Aim: Images do not belong in the copy. Retype all the entries below exactly.

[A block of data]

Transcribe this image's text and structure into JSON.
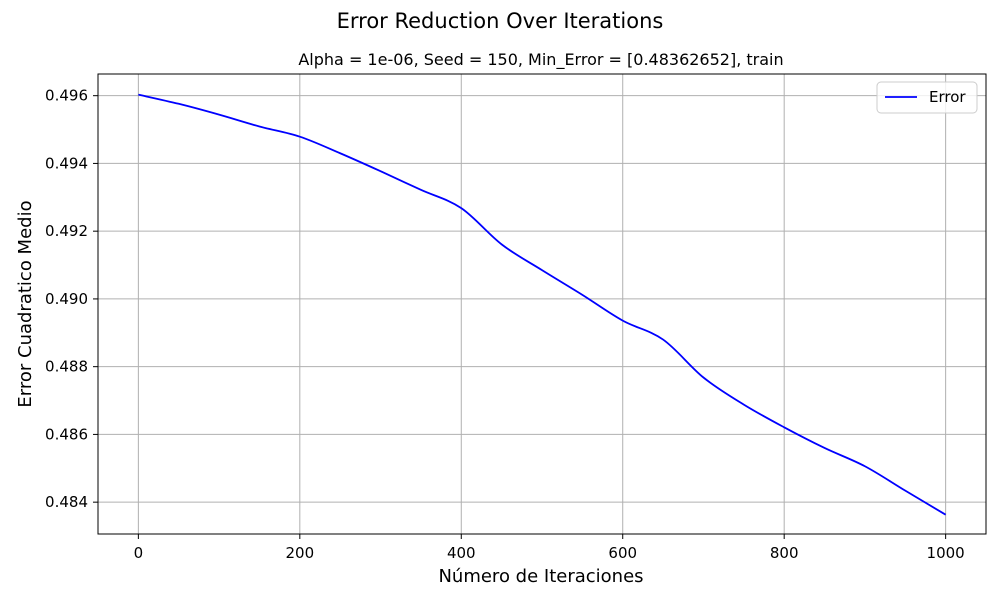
{
  "chart_data": {
    "type": "line",
    "suptitle": "Error Reduction Over Iterations",
    "title": "Alpha = 1e-06, Seed = 150, Min_Error = [0.48362652], train",
    "xlabel": "Número de Iteraciones",
    "ylabel": "Error Cuadratico Medio",
    "xlim": [
      -50,
      1050
    ],
    "ylim": [
      0.48306,
      0.49664
    ],
    "xticks": [
      0,
      200,
      400,
      600,
      800,
      1000
    ],
    "xtick_labels": [
      "0",
      "200",
      "400",
      "600",
      "800",
      "1000"
    ],
    "yticks": [
      0.484,
      0.486,
      0.488,
      0.49,
      0.492,
      0.494,
      0.496
    ],
    "ytick_labels": [
      "0.484",
      "0.486",
      "0.488",
      "0.490",
      "0.492",
      "0.494",
      "0.496"
    ],
    "grid": true,
    "legend": {
      "position": "upper-right",
      "entries": [
        "Error"
      ]
    },
    "series": [
      {
        "name": "Error",
        "color": "#0000ff",
        "x": [
          0,
          50,
          100,
          150,
          200,
          250,
          300,
          350,
          400,
          450,
          500,
          550,
          600,
          650,
          700,
          750,
          800,
          850,
          900,
          950,
          1000
        ],
        "y": [
          0.49603,
          0.49576,
          0.49544,
          0.49509,
          0.49479,
          0.4943,
          0.49377,
          0.49322,
          0.49268,
          0.49161,
          0.49085,
          0.49012,
          0.48936,
          0.4888,
          0.48768,
          0.48688,
          0.48621,
          0.4856,
          0.48506,
          0.48434,
          0.48363
        ]
      }
    ]
  }
}
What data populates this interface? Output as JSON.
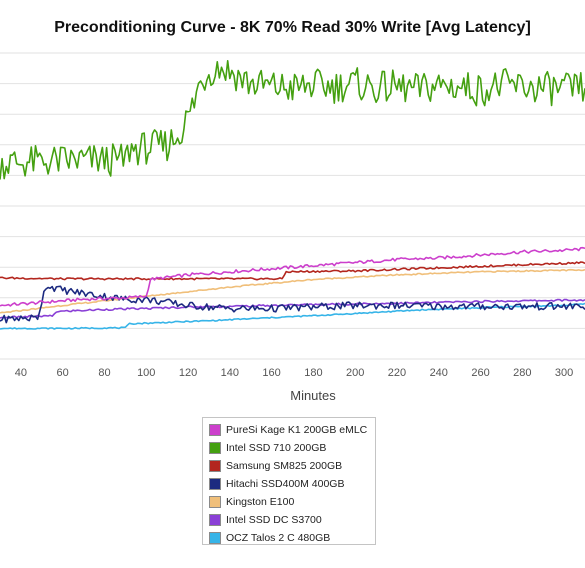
{
  "chart_data": {
    "type": "line",
    "title": "Preconditioning Curve - 8K 70% Read 30% Write [Avg Latency]",
    "xlabel": "Minutes",
    "ylabel": "",
    "xlim": [
      30,
      310
    ],
    "ylim": [
      0,
      10
    ],
    "xticks": [
      40,
      60,
      80,
      100,
      120,
      140,
      160,
      180,
      200,
      220,
      240,
      260,
      280,
      300
    ],
    "grid": true,
    "legend_position": "bottom-center",
    "series": [
      {
        "name": "PureSi Kage K1 200GB eMLC",
        "color": "#cc3fcc",
        "x": [
          30,
          50,
          70,
          90,
          100,
          102,
          120,
          140,
          160,
          180,
          200,
          220,
          240,
          260,
          280,
          300,
          310
        ],
        "y": [
          1.75,
          1.85,
          1.95,
          2.0,
          2.05,
          2.6,
          2.75,
          2.85,
          2.95,
          3.05,
          3.15,
          3.25,
          3.3,
          3.4,
          3.5,
          3.55,
          3.6
        ]
      },
      {
        "name": "Intel SSD 710 200GB",
        "color": "#44a010",
        "x": [
          30,
          50,
          70,
          90,
          92,
          100,
          110,
          115,
          120,
          123,
          125,
          130,
          135,
          140,
          150,
          160,
          170,
          180,
          190,
          200,
          210,
          220,
          230,
          240,
          250,
          260,
          270,
          280,
          290,
          300,
          310
        ],
        "y": [
          6.4,
          6.45,
          6.5,
          6.5,
          6.85,
          6.9,
          7.0,
          7.3,
          7.9,
          8.4,
          8.9,
          9.4,
          9.55,
          9.4,
          9.0,
          8.9,
          8.85,
          8.95,
          8.9,
          9.0,
          8.85,
          8.9,
          8.8,
          8.95,
          8.9,
          8.8,
          8.95,
          8.9,
          8.85,
          8.8,
          8.85
        ]
      },
      {
        "name": "Samsung SM825 200GB",
        "color": "#b3261e",
        "x": [
          30,
          60,
          100,
          140,
          165,
          167,
          200,
          240,
          280,
          310
        ],
        "y": [
          2.65,
          2.62,
          2.62,
          2.62,
          2.62,
          2.85,
          2.88,
          2.98,
          3.08,
          3.15
        ]
      },
      {
        "name": "Hitachi SSD400M 400GB",
        "color": "#1c2a80",
        "x": [
          30,
          48,
          50,
          52,
          55,
          60,
          70,
          80,
          90,
          100,
          110,
          120,
          140,
          160,
          180,
          200,
          220,
          240,
          260,
          280,
          300,
          310
        ],
        "y": [
          1.3,
          1.35,
          1.9,
          2.4,
          2.35,
          2.25,
          2.15,
          2.05,
          1.95,
          1.95,
          1.85,
          1.75,
          1.65,
          1.65,
          1.7,
          1.75,
          1.75,
          1.72,
          1.72,
          1.72,
          1.72,
          1.72
        ]
      },
      {
        "name": "Kingston E100",
        "color": "#f0bf7a",
        "x": [
          30,
          60,
          100,
          140,
          180,
          220,
          260,
          300,
          310
        ],
        "y": [
          1.5,
          1.75,
          2.05,
          2.35,
          2.6,
          2.75,
          2.85,
          2.9,
          2.9
        ]
      },
      {
        "name": "Intel SSD DC S3700",
        "color": "#8a3fd6",
        "x": [
          30,
          50,
          55,
          57,
          80,
          100,
          120,
          140,
          160,
          180,
          200,
          220,
          240,
          260,
          280,
          300,
          310
        ],
        "y": [
          1.35,
          1.4,
          1.4,
          1.55,
          1.62,
          1.65,
          1.7,
          1.72,
          1.75,
          1.78,
          1.8,
          1.82,
          1.85,
          1.88,
          1.9,
          1.92,
          1.92
        ]
      },
      {
        "name": "OCZ Talos 2 C 480GB",
        "color": "#36b4e8",
        "x": [
          30,
          60,
          90,
          92,
          130,
          160,
          190,
          230,
          270,
          300,
          310
        ],
        "y": [
          1.0,
          1.0,
          1.02,
          1.15,
          1.25,
          1.35,
          1.45,
          1.6,
          1.7,
          1.75,
          1.8
        ]
      }
    ]
  }
}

Solution for this task:
Transcribe this image's text and structure into JSON.
{
  "chart_data": {
    "type": "line",
    "suptitle": "Error Reduction Over Iterations",
    "title": "Alpha = 1e-06, Seed = 150, Min_Error = [0.48362652], train",
    "xlabel": "Número de Iteraciones",
    "ylabel": "Error Cuadratico Medio",
    "xlim": [
      -50,
      1050
    ],
    "ylim": [
      0.48306,
      0.49664
    ],
    "xticks": [
      0,
      200,
      400,
      600,
      800,
      1000
    ],
    "xtick_labels": [
      "0",
      "200",
      "400",
      "600",
      "800",
      "1000"
    ],
    "yticks": [
      0.484,
      0.486,
      0.488,
      0.49,
      0.492,
      0.494,
      0.496
    ],
    "ytick_labels": [
      "0.484",
      "0.486",
      "0.488",
      "0.490",
      "0.492",
      "0.494",
      "0.496"
    ],
    "grid": true,
    "legend": {
      "position": "upper-right",
      "entries": [
        "Error"
      ]
    },
    "series": [
      {
        "name": "Error",
        "color": "#0000ff",
        "x": [
          0,
          50,
          100,
          150,
          200,
          250,
          300,
          350,
          400,
          450,
          500,
          550,
          600,
          650,
          700,
          750,
          800,
          850,
          900,
          950,
          1000
        ],
        "y": [
          0.49603,
          0.49576,
          0.49544,
          0.49509,
          0.49479,
          0.4943,
          0.49377,
          0.49322,
          0.49268,
          0.49161,
          0.49085,
          0.49012,
          0.48936,
          0.4888,
          0.48768,
          0.48688,
          0.48621,
          0.4856,
          0.48506,
          0.48434,
          0.48363
        ]
      }
    ]
  }
}
What data populates this interface? Output as JSON.
{
  "chart_data": {
    "type": "line",
    "title": "Preconditioning Curve - 8K 70% Read 30% Write [Avg Latency]",
    "xlabel": "Minutes",
    "ylabel": "",
    "xlim": [
      30,
      310
    ],
    "ylim": [
      0,
      10
    ],
    "xticks": [
      40,
      60,
      80,
      100,
      120,
      140,
      160,
      180,
      200,
      220,
      240,
      260,
      280,
      300
    ],
    "grid": true,
    "legend_position": "bottom-center",
    "series": [
      {
        "name": "PureSi Kage K1 200GB eMLC",
        "color": "#cc3fcc",
        "x": [
          30,
          50,
          70,
          90,
          100,
          102,
          120,
          140,
          160,
          180,
          200,
          220,
          240,
          260,
          280,
          300,
          310
        ],
        "y": [
          1.75,
          1.85,
          1.95,
          2.0,
          2.05,
          2.6,
          2.75,
          2.85,
          2.95,
          3.05,
          3.15,
          3.25,
          3.3,
          3.4,
          3.5,
          3.55,
          3.6
        ]
      },
      {
        "name": "Intel SSD 710 200GB",
        "color": "#44a010",
        "x": [
          30,
          50,
          70,
          90,
          92,
          100,
          110,
          115,
          120,
          123,
          125,
          130,
          135,
          140,
          150,
          160,
          170,
          180,
          190,
          200,
          210,
          220,
          230,
          240,
          250,
          260,
          270,
          280,
          290,
          300,
          310
        ],
        "y": [
          6.4,
          6.45,
          6.5,
          6.5,
          6.85,
          6.9,
          7.0,
          7.3,
          7.9,
          8.4,
          8.9,
          9.4,
          9.55,
          9.4,
          9.0,
          8.9,
          8.85,
          8.95,
          8.9,
          9.0,
          8.85,
          8.9,
          8.8,
          8.95,
          8.9,
          8.8,
          8.95,
          8.9,
          8.85,
          8.8,
          8.85
        ]
      },
      {
        "name": "Samsung SM825 200GB",
        "color": "#b3261e",
        "x": [
          30,
          60,
          100,
          140,
          165,
          167,
          200,
          240,
          280,
          310
        ],
        "y": [
          2.65,
          2.62,
          2.62,
          2.62,
          2.62,
          2.85,
          2.88,
          2.98,
          3.08,
          3.15
        ]
      },
      {
        "name": "Hitachi SSD400M 400GB",
        "color": "#1c2a80",
        "x": [
          30,
          48,
          50,
          52,
          55,
          60,
          70,
          80,
          90,
          100,
          110,
          120,
          140,
          160,
          180,
          200,
          220,
          240,
          260,
          280,
          300,
          310
        ],
        "y": [
          1.3,
          1.35,
          1.9,
          2.4,
          2.35,
          2.25,
          2.15,
          2.05,
          1.95,
          1.95,
          1.85,
          1.75,
          1.65,
          1.65,
          1.7,
          1.75,
          1.75,
          1.72,
          1.72,
          1.72,
          1.72,
          1.72
        ]
      },
      {
        "name": "Kingston E100",
        "color": "#f0bf7a",
        "x": [
          30,
          60,
          100,
          140,
          180,
          220,
          260,
          300,
          310
        ],
        "y": [
          1.5,
          1.75,
          2.05,
          2.35,
          2.6,
          2.75,
          2.85,
          2.9,
          2.9
        ]
      },
      {
        "name": "Intel SSD DC S3700",
        "color": "#8a3fd6",
        "x": [
          30,
          50,
          55,
          57,
          80,
          100,
          120,
          140,
          160,
          180,
          200,
          220,
          240,
          260,
          280,
          300,
          310
        ],
        "y": [
          1.35,
          1.4,
          1.4,
          1.55,
          1.62,
          1.65,
          1.7,
          1.72,
          1.75,
          1.78,
          1.8,
          1.82,
          1.85,
          1.88,
          1.9,
          1.92,
          1.92
        ]
      },
      {
        "name": "OCZ Talos 2 C 480GB",
        "color": "#36b4e8",
        "x": [
          30,
          60,
          90,
          92,
          130,
          160,
          190,
          230,
          270,
          300,
          310
        ],
        "y": [
          1.0,
          1.0,
          1.02,
          1.15,
          1.25,
          1.35,
          1.45,
          1.6,
          1.7,
          1.75,
          1.8
        ]
      }
    ]
  }
}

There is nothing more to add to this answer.